--- start MATERIALS PROVIDED ---

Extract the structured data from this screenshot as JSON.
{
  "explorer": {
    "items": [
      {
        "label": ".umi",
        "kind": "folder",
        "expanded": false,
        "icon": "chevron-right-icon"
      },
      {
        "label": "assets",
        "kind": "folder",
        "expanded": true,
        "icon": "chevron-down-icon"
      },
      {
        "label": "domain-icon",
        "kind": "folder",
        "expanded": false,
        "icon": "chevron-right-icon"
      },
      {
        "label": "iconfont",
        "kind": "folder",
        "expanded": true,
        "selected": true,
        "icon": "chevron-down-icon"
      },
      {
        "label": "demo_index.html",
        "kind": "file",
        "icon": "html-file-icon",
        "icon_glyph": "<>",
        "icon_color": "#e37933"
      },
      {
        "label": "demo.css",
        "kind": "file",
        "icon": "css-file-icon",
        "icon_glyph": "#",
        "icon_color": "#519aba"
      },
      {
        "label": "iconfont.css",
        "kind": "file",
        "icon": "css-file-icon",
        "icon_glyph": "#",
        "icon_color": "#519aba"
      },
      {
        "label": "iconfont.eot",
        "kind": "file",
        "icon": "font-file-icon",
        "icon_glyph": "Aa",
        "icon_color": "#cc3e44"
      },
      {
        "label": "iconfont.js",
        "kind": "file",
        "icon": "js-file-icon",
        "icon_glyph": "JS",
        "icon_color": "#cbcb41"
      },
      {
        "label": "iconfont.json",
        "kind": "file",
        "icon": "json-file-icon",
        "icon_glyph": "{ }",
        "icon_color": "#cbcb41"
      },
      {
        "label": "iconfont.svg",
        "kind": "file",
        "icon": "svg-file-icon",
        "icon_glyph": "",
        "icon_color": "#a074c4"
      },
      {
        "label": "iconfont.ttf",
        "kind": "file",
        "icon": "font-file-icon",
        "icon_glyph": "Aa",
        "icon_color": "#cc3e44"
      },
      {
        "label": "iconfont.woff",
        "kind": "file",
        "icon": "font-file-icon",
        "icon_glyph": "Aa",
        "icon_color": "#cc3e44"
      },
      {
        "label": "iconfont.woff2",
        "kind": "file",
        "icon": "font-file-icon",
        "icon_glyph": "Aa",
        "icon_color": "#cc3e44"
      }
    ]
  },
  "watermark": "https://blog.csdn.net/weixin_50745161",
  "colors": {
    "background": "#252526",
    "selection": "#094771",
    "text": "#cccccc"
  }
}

--- end MATERIALS PROVIDED ---

**WHAT YOU HAVE TO DO:** Retype each record exactly, leaving nothing out.

**SOLVED PROBLEM:**
Extract the structured data from this screenshot as JSON.
{
  "explorer": {
    "items": [
      {
        "label": ".umi",
        "kind": "folder",
        "expanded": false,
        "icon": "chevron-right-icon"
      },
      {
        "label": "assets",
        "kind": "folder",
        "expanded": true,
        "icon": "chevron-down-icon"
      },
      {
        "label": "domain-icon",
        "kind": "folder",
        "expanded": false,
        "icon": "chevron-right-icon"
      },
      {
        "label": "iconfont",
        "kind": "folder",
        "expanded": true,
        "selected": true,
        "icon": "chevron-down-icon"
      },
      {
        "label": "demo_index.html",
        "kind": "file",
        "icon": "html-file-icon",
        "icon_glyph": "<>",
        "icon_color": "#e37933"
      },
      {
        "label": "demo.css",
        "kind": "file",
        "icon": "css-file-icon",
        "icon_glyph": "#",
        "icon_color": "#519aba"
      },
      {
        "label": "iconfont.css",
        "kind": "file",
        "icon": "css-file-icon",
        "icon_glyph": "#",
        "icon_color": "#519aba"
      },
      {
        "label": "iconfont.eot",
        "kind": "file",
        "icon": "font-file-icon",
        "icon_glyph": "Aa",
        "icon_color": "#cc3e44"
      },
      {
        "label": "iconfont.js",
        "kind": "file",
        "icon": "js-file-icon",
        "icon_glyph": "JS",
        "icon_color": "#cbcb41"
      },
      {
        "label": "iconfont.json",
        "kind": "file",
        "icon": "json-file-icon",
        "icon_glyph": "{ }",
        "icon_color": "#cbcb41"
      },
      {
        "label": "iconfont.svg",
        "kind": "file",
        "icon": "svg-file-icon",
        "icon_glyph": "",
        "icon_color": "#a074c4"
      },
      {
        "label": "iconfont.ttf",
        "kind": "file",
        "icon": "font-file-icon",
        "icon_glyph": "Aa",
        "icon_color": "#cc3e44"
      },
      {
        "label": "iconfont.woff",
        "kind": "file",
        "icon": "font-file-icon",
        "icon_glyph": "Aa",
        "icon_color": "#cc3e44"
      },
      {
        "label": "iconfont.woff2",
        "kind": "file",
        "icon": "font-file-icon",
        "icon_glyph": "Aa",
        "icon_color": "#cc3e44"
      }
    ]
  },
  "watermark": "https://blog.csdn.net/weixin_50745161",
  "colors": {
    "background": "#252526",
    "selection": "#094771",
    "text": "#cccccc"
  }
}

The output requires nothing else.